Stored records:

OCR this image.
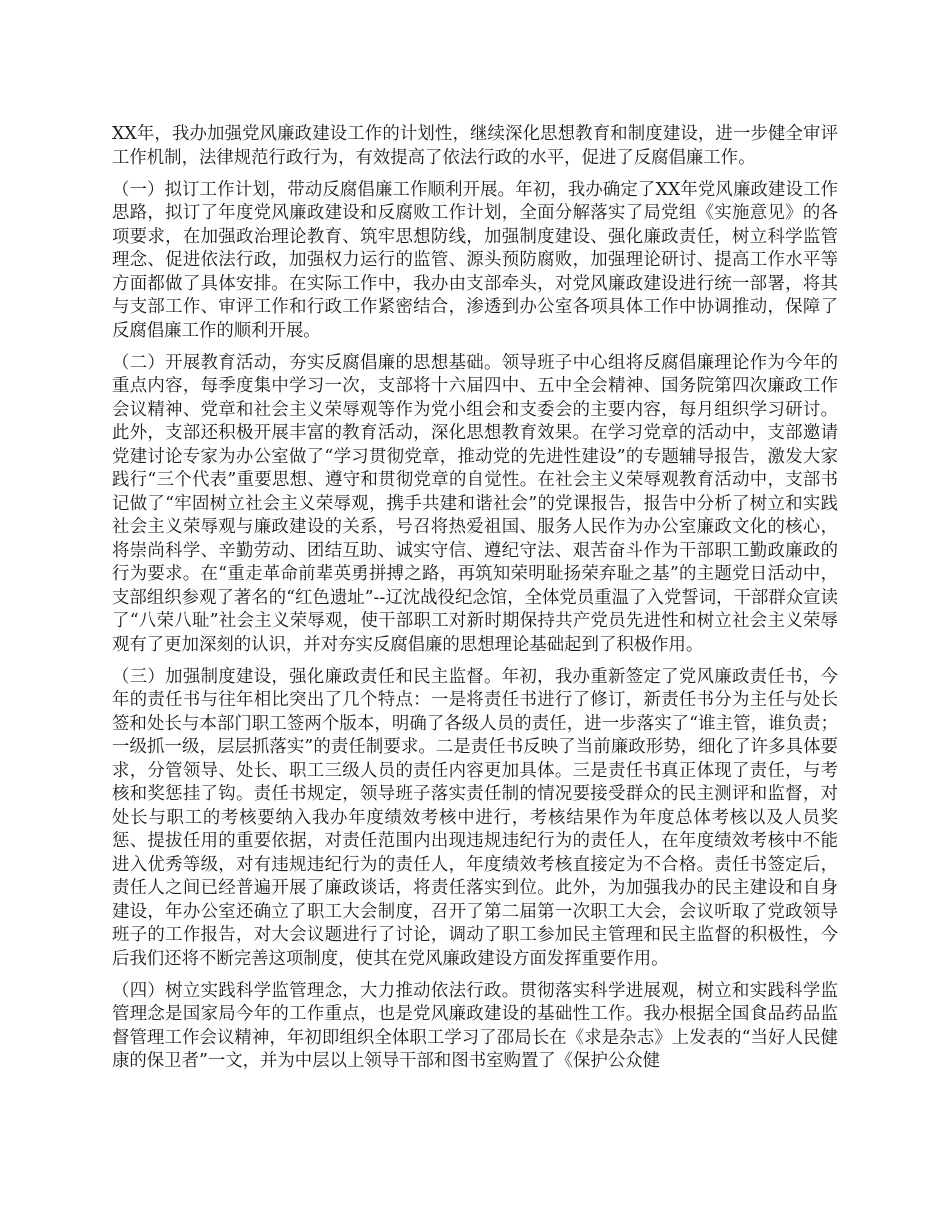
XX年，我办加强党风廉政建设工作的计划性，继续深化思想教育和制度建设，进一步健全审评工作机制，法律规范行政行为，有效提高了依法行政的水平，促进了反腐倡廉工作。

（一）拟订工作计划，带动反腐倡廉工作顺利开展。年初，我办确定了XX年党风廉政建设工作思路，拟订了年度党风廉政建设和反腐败工作计划，全面分解落实了局党组《实施意见》的各项要求，在加强政治理论教育、筑牢思想防线，加强制度建设、强化廉政责任，树立科学监管理念、促进依法行政，加强权力运行的监管、源头预防腐败，加强理论研讨、提高工作水平等方面都做了具体安排。在实际工作中，我办由支部牵头，对党风廉政建设进行统一部署，将其与支部工作、审评工作和行政工作紧密结合，渗透到办公室各项具体工作中协调推动，保障了反腐倡廉工作的顺利开展。

（二）开展教育活动，夯实反腐倡廉的思想基础。领导班子中心组将反腐倡廉理论作为今年的重点内容，每季度集中学习一次，支部将十六届四中、五中全会精神、国务院第四次廉政工作会议精神、党章和社会主义荣辱观等作为党小组会和支委会的主要内容，每月组织学习研讨。此外，支部还积极开展丰富的教育活动，深化思想教育效果。在学习党章的活动中，支部邀请党建讨论专家为办公室做了“学习贯彻党章，推动党的先进性建设”的专题辅导报告，激发大家践行“三个代表”重要思想、遵守和贯彻党章的自觉性。在社会主义荣辱观教育活动中，支部书记做了“牢固树立社会主义荣辱观，携手共建和谐社会”的党课报告，报告中分析了树立和实践社会主义荣辱观与廉政建设的关系，号召将热爱祖国、服务人民作为办公室廉政文化的核心，将崇尚科学、辛勤劳动、团结互助、诚实守信、遵纪守法、艰苦奋斗作为干部职工勤政廉政的行为要求。在“重走革命前辈英勇拼搏之路，再筑知荣明耻扬荣弃耻之基”的主题党日活动中，支部组织参观了著名的“红色遗址”--辽沈战役纪念馆，全体党员重温了入党誓词，干部群众宣读了“八荣八耻”社会主义荣辱观，使干部职工对新时期保持共产党员先进性和树立社会主义荣辱观有了更加深刻的认识，并对夯实反腐倡廉的思想理论基础起到了积极作用。

（三）加强制度建设，强化廉政责任和民主监督。年初，我办重新签定了党风廉政责任书，今年的责任书与往年相比突出了几个特点：一是将责任书进行了修订，新责任书分为主任与处长签和处长与本部门职工签两个版本，明确了各级人员的责任，进一步落实了“谁主管，谁负责；一级抓一级，层层抓落实”的责任制要求。二是责任书反映了当前廉政形势，细化了许多具体要求，分管领导、处长、职工三级人员的责任内容更加具体。三是责任书真正体现了责任，与考核和奖惩挂了钩。责任书规定，领导班子落实责任制的情况要接受群众的民主测评和监督，对处长与职工的考核要纳入我办年度绩效考核中进行，考核结果作为年度总体考核以及人员奖惩、提拔任用的重要依据，对责任范围内出现违规违纪行为的责任人，在年度绩效考核中不能进入优秀等级，对有违规违纪行为的责任人，年度绩效考核直接定为不合格。责任书签定后，责任人之间已经普遍开展了廉政谈话，将责任落实到位。此外，为加强我办的民主建设和自身建设，年办公室还确立了职工大会制度，召开了第二届第一次职工大会，会议听取了党政领导班子的工作报告，对大会议题进行了讨论，调动了职工参加民主管理和民主监督的积极性，今后我们还将不断完善这项制度，使其在党风廉政建设方面发挥重要作用。

（四）树立实践科学监管理念，大力推动依法行政。贯彻落实科学进展观，树立和实践科学监管理念是国家局今年的工作重点，也是党风廉政建设的基础性工作。我办根据全国食品药品监督管理工作会议精神，年初即组织全体职工学习了邵局长在《求是杂志》上发表的“当好人民健康的保卫者”一文，并为中层以上领导干部和图书室购置了《保护公众健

== Request ==
Without the pictures, restate all of the entries above verbatim.

== Exercise answer ==
OCR this image.
XX年，我办加强党风廉政建设工作的计划性，继续深化思想教育和制度建设，进一步健全审评工作机制，法律规范行政行为，有效提高了依法行政的水平，促进了反腐倡廉工作。

（一）拟订工作计划，带动反腐倡廉工作顺利开展。年初，我办确定了XX年党风廉政建设工作思路，拟订了年度党风廉政建设和反腐败工作计划，全面分解落实了局党组《实施意见》的各项要求，在加强政治理论教育、筑牢思想防线，加强制度建设、强化廉政责任，树立科学监管理念、促进依法行政，加强权力运行的监管、源头预防腐败，加强理论研讨、提高工作水平等方面都做了具体安排。在实际工作中，我办由支部牵头，对党风廉政建设进行统一部署，将其与支部工作、审评工作和行政工作紧密结合，渗透到办公室各项具体工作中协调推动，保障了反腐倡廉工作的顺利开展。

（二）开展教育活动，夯实反腐倡廉的思想基础。领导班子中心组将反腐倡廉理论作为今年的重点内容，每季度集中学习一次，支部将十六届四中、五中全会精神、国务院第四次廉政工作会议精神、党章和社会主义荣辱观等作为党小组会和支委会的主要内容，每月组织学习研讨。此外，支部还积极开展丰富的教育活动，深化思想教育效果。在学习党章的活动中，支部邀请党建讨论专家为办公室做了“学习贯彻党章，推动党的先进性建设”的专题辅导报告，激发大家践行“三个代表”重要思想、遵守和贯彻党章的自觉性。在社会主义荣辱观教育活动中，支部书记做了“牢固树立社会主义荣辱观，携手共建和谐社会”的党课报告，报告中分析了树立和实践社会主义荣辱观与廉政建设的关系，号召将热爱祖国、服务人民作为办公室廉政文化的核心，将崇尚科学、辛勤劳动、团结互助、诚实守信、遵纪守法、艰苦奋斗作为干部职工勤政廉政的行为要求。在“重走革命前辈英勇拼搏之路，再筑知荣明耻扬荣弃耻之基”的主题党日活动中，支部组织参观了著名的“红色遗址”--辽沈战役纪念馆，全体党员重温了入党誓词，干部群众宣读了“八荣八耻”社会主义荣辱观，使干部职工对新时期保持共产党员先进性和树立社会主义荣辱观有了更加深刻的认识，并对夯实反腐倡廉的思想理论基础起到了积极作用。

（三）加强制度建设，强化廉政责任和民主监督。年初，我办重新签定了党风廉政责任书，今年的责任书与往年相比突出了几个特点：一是将责任书进行了修订，新责任书分为主任与处长签和处长与本部门职工签两个版本，明确了各级人员的责任，进一步落实了“谁主管，谁负责；一级抓一级，层层抓落实”的责任制要求。二是责任书反映了当前廉政形势，细化了许多具体要求，分管领导、处长、职工三级人员的责任内容更加具体。三是责任书真正体现了责任，与考核和奖惩挂了钩。责任书规定，领导班子落实责任制的情况要接受群众的民主测评和监督，对处长与职工的考核要纳入我办年度绩效考核中进行，考核结果作为年度总体考核以及人员奖惩、提拔任用的重要依据，对责任范围内出现违规违纪行为的责任人，在年度绩效考核中不能进入优秀等级，对有违规违纪行为的责任人，年度绩效考核直接定为不合格。责任书签定后，责任人之间已经普遍开展了廉政谈话，将责任落实到位。此外，为加强我办的民主建设和自身建设，年办公室还确立了职工大会制度，召开了第二届第一次职工大会，会议听取了党政领导班子的工作报告，对大会议题进行了讨论，调动了职工参加民主管理和民主监督的积极性，今后我们还将不断完善这项制度，使其在党风廉政建设方面发挥重要作用。

（四）树立实践科学监管理念，大力推动依法行政。贯彻落实科学进展观，树立和实践科学监管理念是国家局今年的工作重点，也是党风廉政建设的基础性工作。我办根据全国食品药品监督管理工作会议精神，年初即组织全体职工学习了邵局长在《求是杂志》上发表的“当好人民健康的保卫者”一文，并为中层以上领导干部和图书室购置了《保护公众健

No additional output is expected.